▶ [DIRECTIVE]: Find the lines holding the word "emblem" and collect them.

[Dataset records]
==================================================

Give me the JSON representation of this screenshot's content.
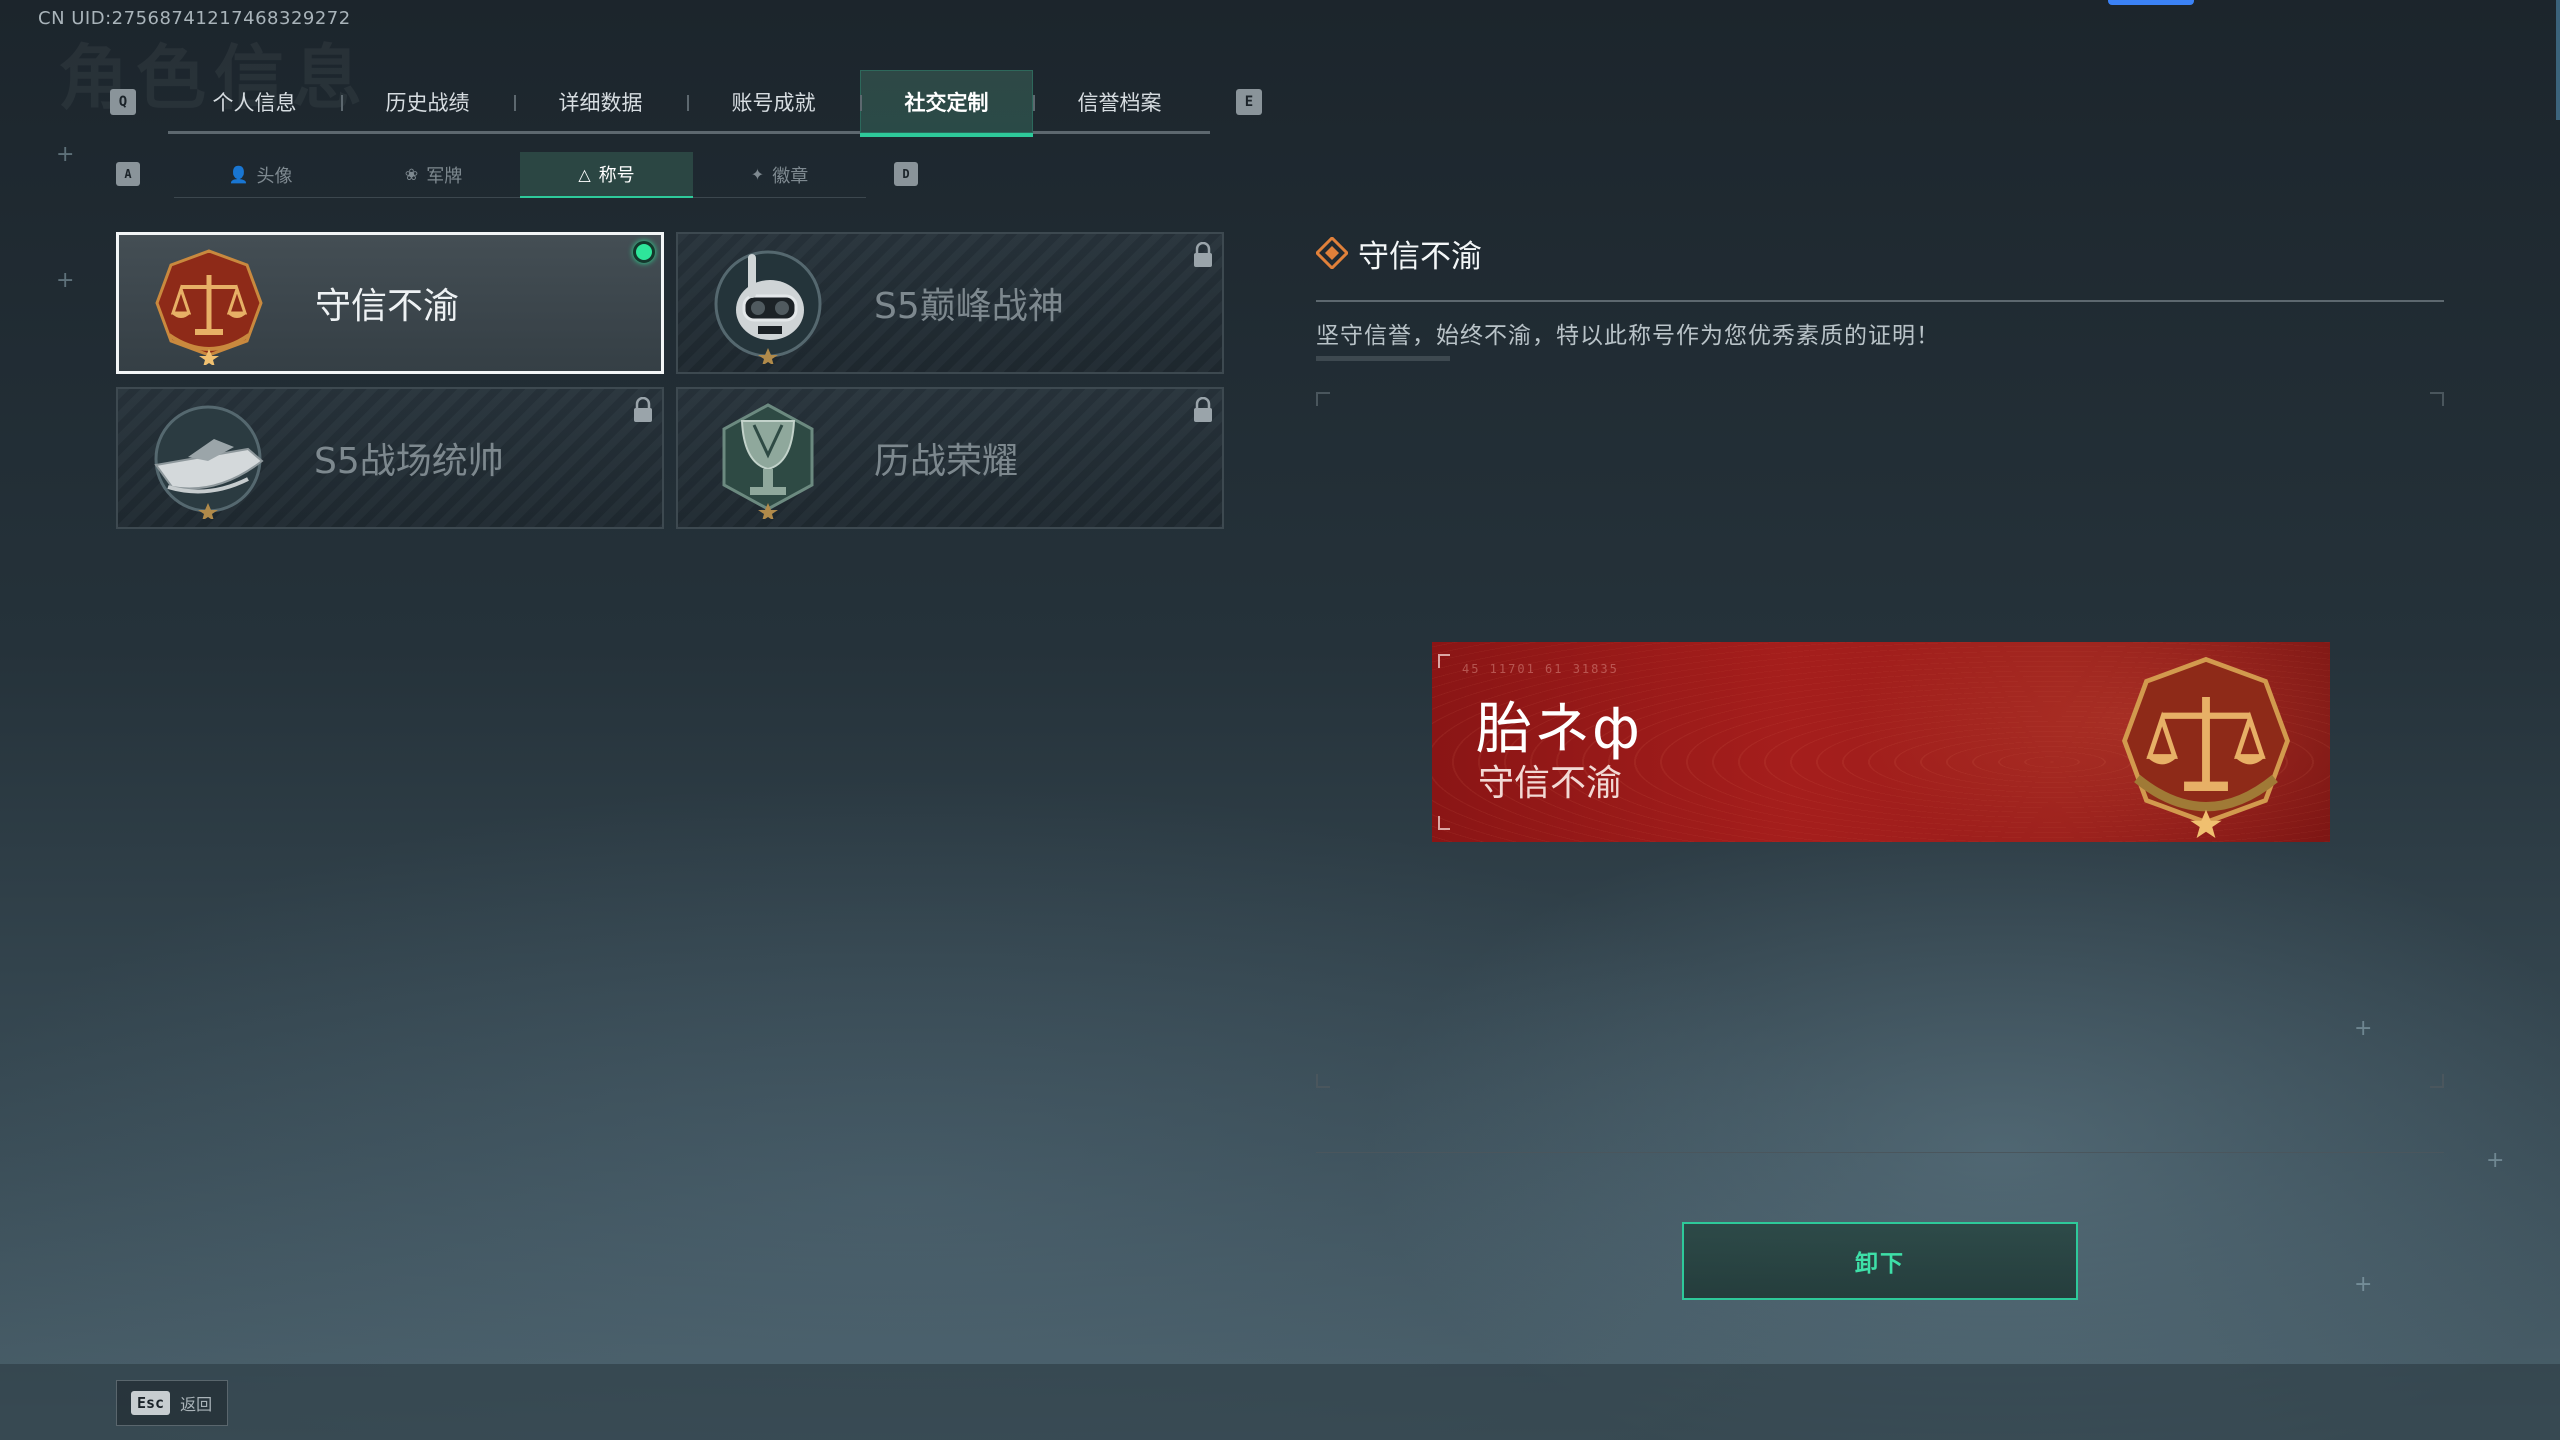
{
  "uid": "CN UID:27568741217468329272",
  "ghost_title": "角色信息",
  "main_tabs": {
    "left_key": "Q",
    "right_key": "E",
    "items": [
      {
        "label": "个人信息"
      },
      {
        "label": "历史战绩"
      },
      {
        "label": "详细数据"
      },
      {
        "label": "账号成就"
      },
      {
        "label": "社交定制",
        "active": true
      },
      {
        "label": "信誉档案"
      }
    ]
  },
  "sub_tabs": {
    "left_key": "A",
    "right_key": "D",
    "items": [
      {
        "label": "头像",
        "icon": "person-icon"
      },
      {
        "label": "军牌",
        "icon": "dogtag-icon"
      },
      {
        "label": "称号",
        "icon": "title-icon",
        "active": true
      },
      {
        "label": "徽章",
        "icon": "badge-icon"
      }
    ]
  },
  "titles": [
    {
      "name": "守信不渝",
      "emblem": "scales-emblem",
      "state": "equipped"
    },
    {
      "name": "S5巅峰战神",
      "emblem": "diver-skull-emblem",
      "state": "locked"
    },
    {
      "name": "S5战场统帅",
      "emblem": "speedboat-emblem",
      "state": "locked"
    },
    {
      "name": "历战荣耀",
      "emblem": "trophy-emblem",
      "state": "locked"
    }
  ],
  "detail": {
    "title": "守信不渝",
    "description": "坚守信誉，始终不渝，特以此称号作为您优秀素质的证明！"
  },
  "banner": {
    "player_name": "胎ネф",
    "title": "守信不渝",
    "codes": "45 11701   61 31835"
  },
  "actions": {
    "unequip_label": "卸下"
  },
  "footer": {
    "esc_key": "Esc",
    "back_label": "返回"
  },
  "colors": {
    "accent_green": "#2ec99a",
    "banner_red": "#a51e1c",
    "equipped_dot": "#2ee59a"
  }
}
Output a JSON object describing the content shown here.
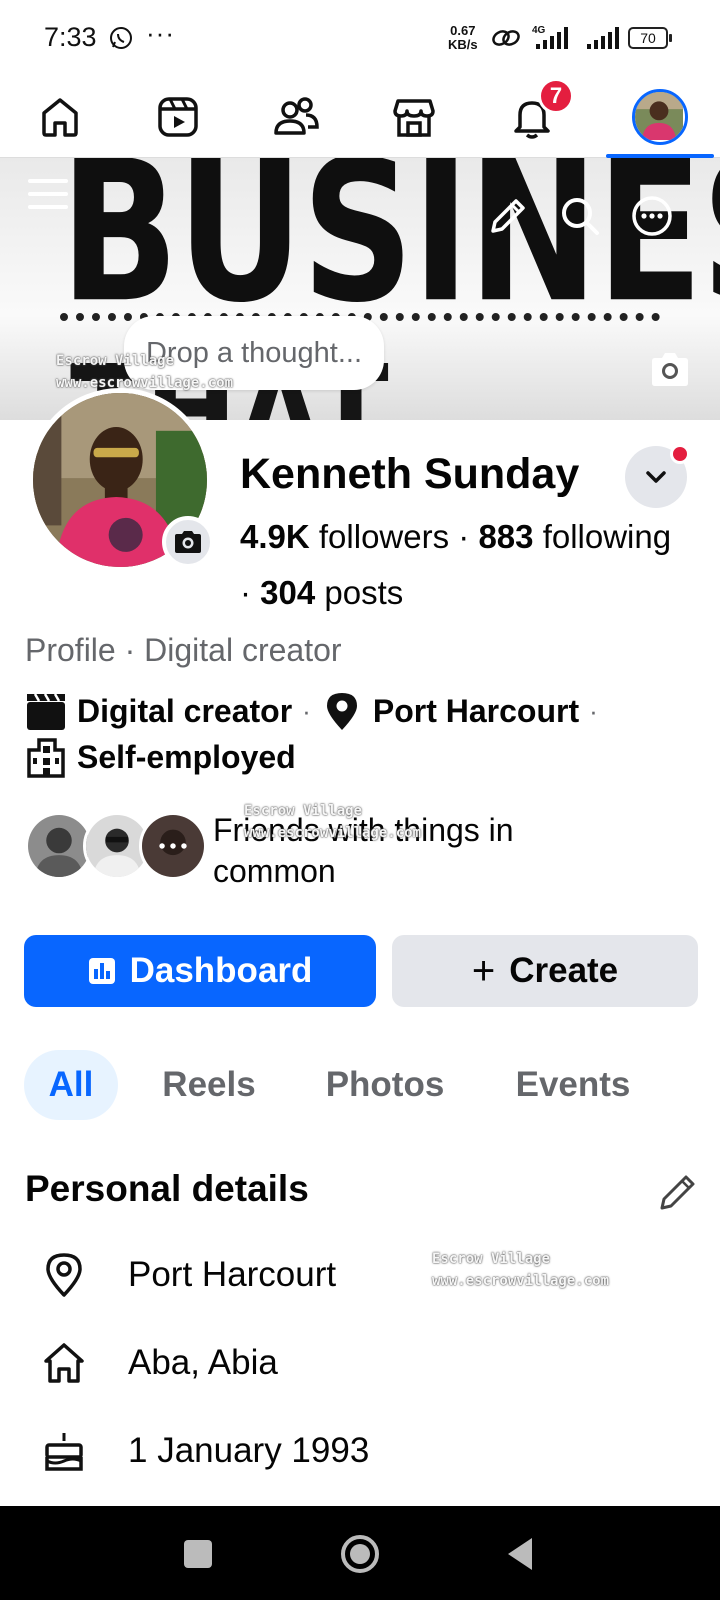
{
  "status_bar": {
    "time": "7:33",
    "dots": "···",
    "speed_value": "0.67",
    "speed_unit": "KB/s",
    "network": "4G",
    "battery": "70"
  },
  "nav": {
    "notification_count": "7",
    "items": [
      "home-icon",
      "reels-icon",
      "friends-icon",
      "marketplace-icon",
      "bell-icon",
      "profile-avatar"
    ]
  },
  "cover": {
    "text_line1": "BUSINESS",
    "text_line2": "THAT PAYS YOU",
    "thought_placeholder": "Drop a thought..."
  },
  "watermark": {
    "name": "Escrow Village",
    "url": "www.escrowvillage.com"
  },
  "profile": {
    "name": "Kenneth Sunday",
    "followers_count": "4.9K",
    "followers_label": "followers",
    "following_count": "883",
    "following_label": "following",
    "posts_count": "304",
    "posts_label": "posts",
    "separator": "·",
    "type": "Profile · Digital creator",
    "category": "Digital creator",
    "location": "Port Harcourt",
    "work": "Self-employed",
    "friends_text": "Friends with things in common"
  },
  "actions": {
    "dashboard_label": "Dashboard",
    "create_label": "Create"
  },
  "tabs": [
    "All",
    "Reels",
    "Photos",
    "Events"
  ],
  "personal_details": {
    "title": "Personal details",
    "current_city": "Port Harcourt",
    "hometown": "Aba, Abia",
    "birthday": "1 January 1993"
  },
  "colors": {
    "accent": "#0866ff",
    "badge": "#e41e3f",
    "secondary_text": "#65676b",
    "button_grey": "#e4e6eb"
  }
}
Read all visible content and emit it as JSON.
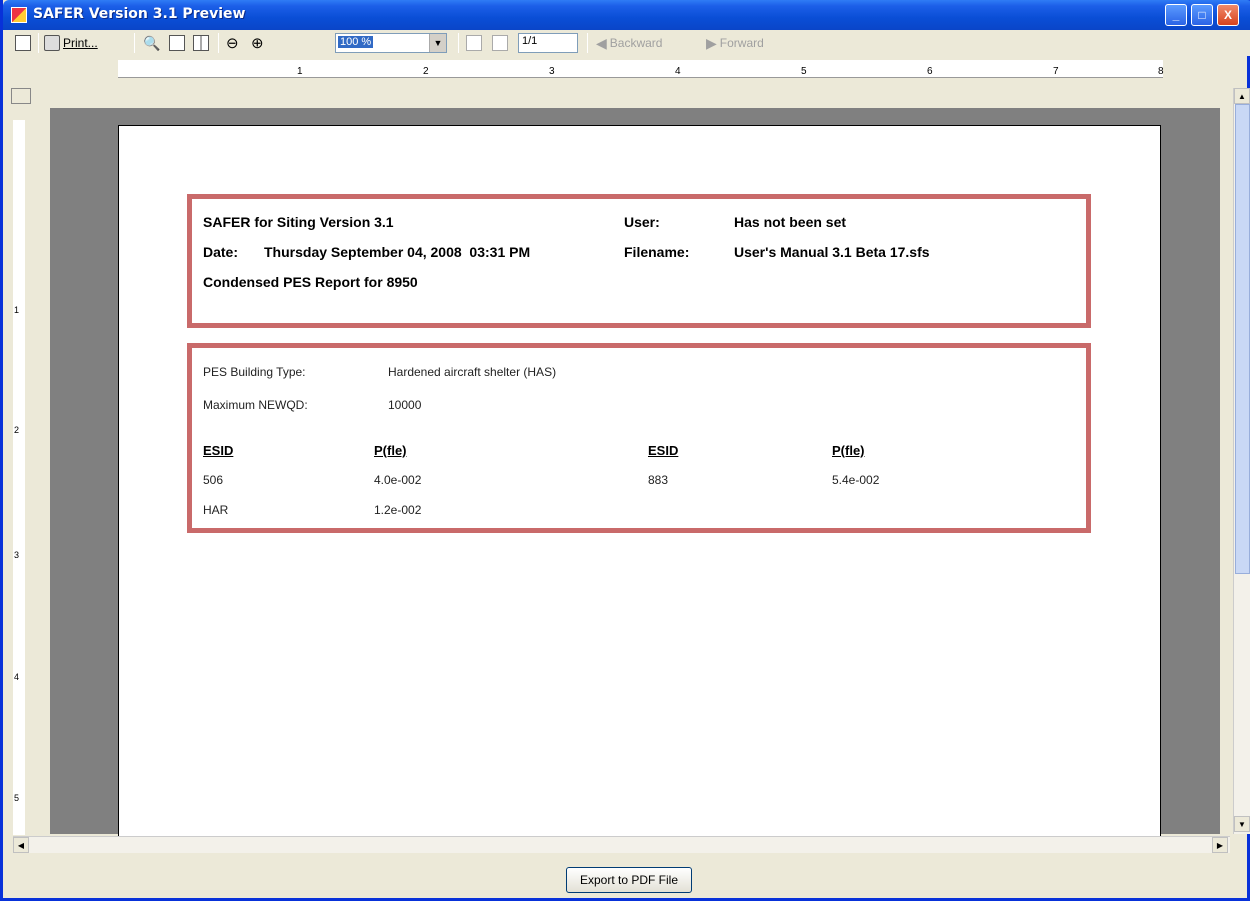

==================================================

▶ [ANSWER TO THIS TASK]:
      "emblem": "scales-emblem",
      "emblem": "diver-skull-emblem",
      "emblem": "speedboat-emblem",
      "emblem": "trophy-emblem",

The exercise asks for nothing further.